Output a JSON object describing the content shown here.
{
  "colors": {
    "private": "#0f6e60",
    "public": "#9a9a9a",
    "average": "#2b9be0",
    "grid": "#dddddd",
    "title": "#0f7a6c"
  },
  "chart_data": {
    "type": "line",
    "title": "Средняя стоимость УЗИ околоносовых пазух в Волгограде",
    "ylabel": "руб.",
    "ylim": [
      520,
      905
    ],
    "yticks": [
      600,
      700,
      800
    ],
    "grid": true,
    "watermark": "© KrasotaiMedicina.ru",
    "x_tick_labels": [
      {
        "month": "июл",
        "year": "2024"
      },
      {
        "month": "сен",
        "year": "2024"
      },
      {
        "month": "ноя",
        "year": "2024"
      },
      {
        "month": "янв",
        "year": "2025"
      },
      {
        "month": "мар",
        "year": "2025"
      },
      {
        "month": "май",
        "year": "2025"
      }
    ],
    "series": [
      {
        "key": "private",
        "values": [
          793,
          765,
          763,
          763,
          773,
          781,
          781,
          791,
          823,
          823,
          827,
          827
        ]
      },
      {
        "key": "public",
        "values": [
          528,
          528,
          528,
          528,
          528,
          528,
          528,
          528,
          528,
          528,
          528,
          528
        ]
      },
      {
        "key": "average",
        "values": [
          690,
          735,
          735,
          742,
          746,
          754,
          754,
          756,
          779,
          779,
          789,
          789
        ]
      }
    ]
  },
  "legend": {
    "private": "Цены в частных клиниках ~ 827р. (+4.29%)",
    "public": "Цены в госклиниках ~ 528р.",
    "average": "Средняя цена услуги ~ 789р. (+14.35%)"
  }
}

☆ ☆ ☆

Within the entries above, report how many lines include "month", and keep the answer to the number.

THE ANSWER: 6